■ GIVEN EXERCISE
Below are entries. Pull out all lines containing "جایزه".

■ THE INPUT
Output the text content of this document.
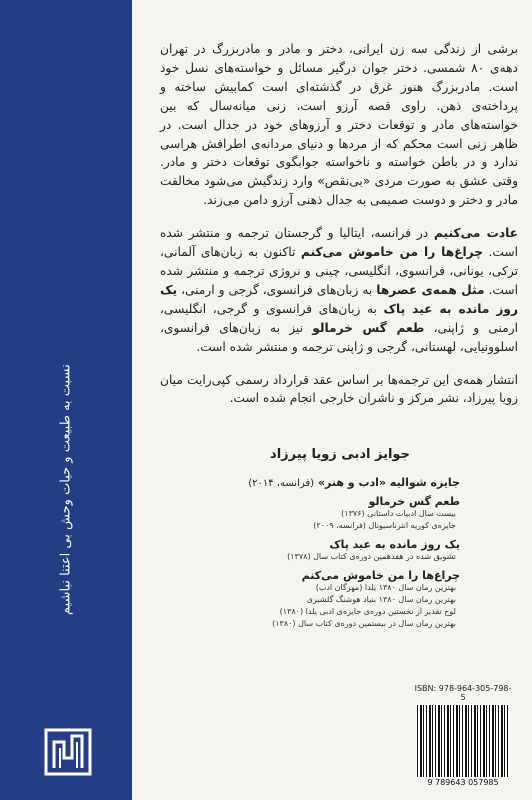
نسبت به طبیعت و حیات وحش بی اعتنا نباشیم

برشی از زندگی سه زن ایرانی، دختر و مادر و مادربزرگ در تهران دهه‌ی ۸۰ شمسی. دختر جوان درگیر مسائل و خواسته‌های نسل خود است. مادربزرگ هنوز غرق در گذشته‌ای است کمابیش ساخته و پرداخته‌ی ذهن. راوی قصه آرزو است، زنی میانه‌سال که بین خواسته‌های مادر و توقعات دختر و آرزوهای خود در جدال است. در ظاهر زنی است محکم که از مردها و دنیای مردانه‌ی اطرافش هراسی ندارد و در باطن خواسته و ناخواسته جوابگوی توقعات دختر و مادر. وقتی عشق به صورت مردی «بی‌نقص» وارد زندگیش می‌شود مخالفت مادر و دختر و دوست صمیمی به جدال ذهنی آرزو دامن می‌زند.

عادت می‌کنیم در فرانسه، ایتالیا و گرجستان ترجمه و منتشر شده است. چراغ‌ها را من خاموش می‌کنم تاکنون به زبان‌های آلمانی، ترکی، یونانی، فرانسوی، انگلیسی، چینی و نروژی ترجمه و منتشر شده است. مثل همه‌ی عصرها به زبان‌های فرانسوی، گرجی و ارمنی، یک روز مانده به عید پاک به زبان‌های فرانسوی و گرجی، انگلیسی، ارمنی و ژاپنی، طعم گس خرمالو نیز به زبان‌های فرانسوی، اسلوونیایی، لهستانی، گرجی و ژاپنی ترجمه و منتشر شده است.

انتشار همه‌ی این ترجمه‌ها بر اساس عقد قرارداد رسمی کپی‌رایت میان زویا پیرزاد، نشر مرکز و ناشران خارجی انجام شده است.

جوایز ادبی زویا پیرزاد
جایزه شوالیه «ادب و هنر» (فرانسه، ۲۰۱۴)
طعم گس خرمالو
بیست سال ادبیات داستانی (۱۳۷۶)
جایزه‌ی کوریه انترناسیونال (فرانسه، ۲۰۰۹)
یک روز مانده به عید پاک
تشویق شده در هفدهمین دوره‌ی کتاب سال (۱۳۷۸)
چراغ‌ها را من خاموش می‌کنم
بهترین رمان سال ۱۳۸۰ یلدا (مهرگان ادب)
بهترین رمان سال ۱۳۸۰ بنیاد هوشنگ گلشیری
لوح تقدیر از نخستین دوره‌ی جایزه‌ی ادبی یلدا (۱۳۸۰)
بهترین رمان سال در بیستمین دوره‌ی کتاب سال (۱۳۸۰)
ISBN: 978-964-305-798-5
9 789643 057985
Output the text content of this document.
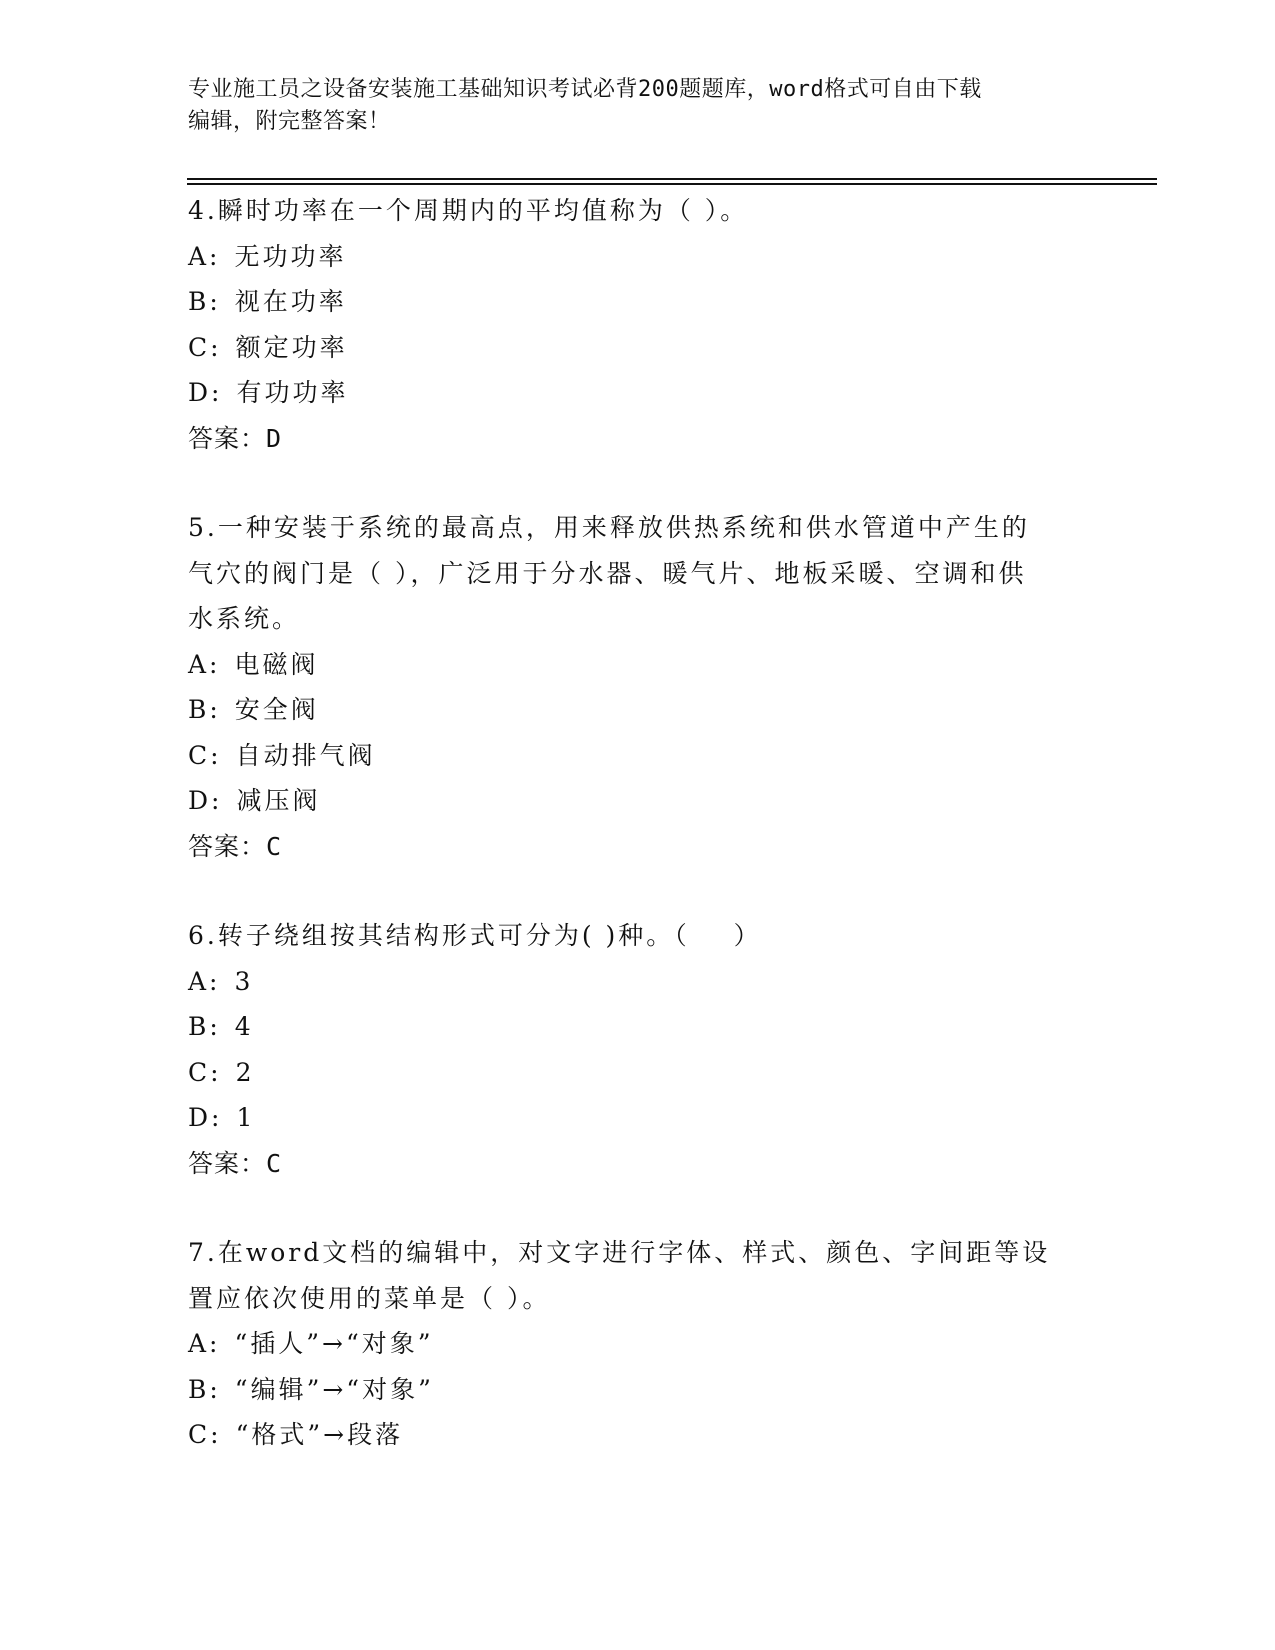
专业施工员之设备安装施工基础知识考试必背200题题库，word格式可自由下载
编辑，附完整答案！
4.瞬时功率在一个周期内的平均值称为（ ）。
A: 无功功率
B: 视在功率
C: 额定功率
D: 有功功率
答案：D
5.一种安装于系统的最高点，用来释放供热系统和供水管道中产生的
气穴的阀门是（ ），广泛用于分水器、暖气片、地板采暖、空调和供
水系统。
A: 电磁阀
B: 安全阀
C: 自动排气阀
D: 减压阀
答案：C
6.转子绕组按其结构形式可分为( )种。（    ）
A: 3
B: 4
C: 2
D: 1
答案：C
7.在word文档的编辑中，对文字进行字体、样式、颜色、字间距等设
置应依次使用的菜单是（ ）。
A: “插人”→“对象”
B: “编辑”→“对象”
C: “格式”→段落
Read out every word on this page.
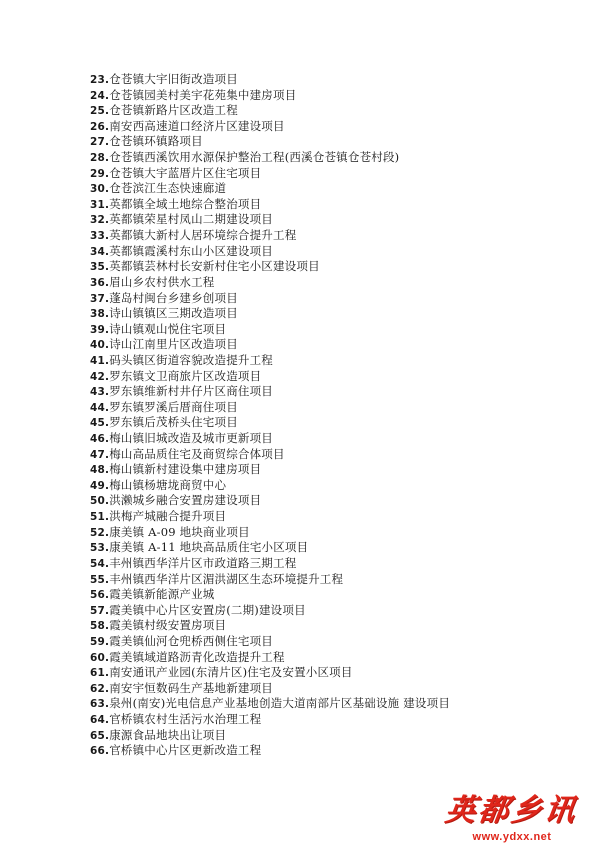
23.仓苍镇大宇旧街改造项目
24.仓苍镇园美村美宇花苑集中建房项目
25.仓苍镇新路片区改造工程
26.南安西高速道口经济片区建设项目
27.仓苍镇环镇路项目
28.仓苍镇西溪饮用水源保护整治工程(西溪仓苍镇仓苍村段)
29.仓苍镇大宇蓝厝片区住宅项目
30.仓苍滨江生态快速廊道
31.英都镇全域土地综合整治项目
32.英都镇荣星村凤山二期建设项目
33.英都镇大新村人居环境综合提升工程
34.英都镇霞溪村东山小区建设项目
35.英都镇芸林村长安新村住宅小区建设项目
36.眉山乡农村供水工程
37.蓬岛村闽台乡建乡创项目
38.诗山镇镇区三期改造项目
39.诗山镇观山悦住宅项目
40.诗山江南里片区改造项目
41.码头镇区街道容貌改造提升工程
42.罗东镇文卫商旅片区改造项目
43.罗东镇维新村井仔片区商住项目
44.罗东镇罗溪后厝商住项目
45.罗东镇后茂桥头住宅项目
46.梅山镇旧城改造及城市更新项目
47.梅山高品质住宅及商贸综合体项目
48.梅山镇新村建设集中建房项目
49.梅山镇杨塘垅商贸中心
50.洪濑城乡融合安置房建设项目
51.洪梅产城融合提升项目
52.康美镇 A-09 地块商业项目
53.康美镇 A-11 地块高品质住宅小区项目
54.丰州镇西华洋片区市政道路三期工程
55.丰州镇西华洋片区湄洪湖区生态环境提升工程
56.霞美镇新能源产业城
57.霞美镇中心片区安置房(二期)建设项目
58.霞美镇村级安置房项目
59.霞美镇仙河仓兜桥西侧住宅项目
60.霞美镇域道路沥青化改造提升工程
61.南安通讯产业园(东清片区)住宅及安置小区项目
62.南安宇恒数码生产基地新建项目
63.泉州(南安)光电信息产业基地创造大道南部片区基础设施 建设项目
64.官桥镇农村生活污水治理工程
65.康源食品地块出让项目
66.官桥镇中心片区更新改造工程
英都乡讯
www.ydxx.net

■ SOLUTION TO THIS EXERCISE
جایزه شوالیه «ادب و هنر» (فرانسه، ۲۰۱۴)
جایزه‌ی کوریه انترناسیونال (فرانسه، ۲۰۰۹)
لوح تقدیر از نخستین دوره‌ی جایزه‌ی ادبی یلدا (۱۳۸۰)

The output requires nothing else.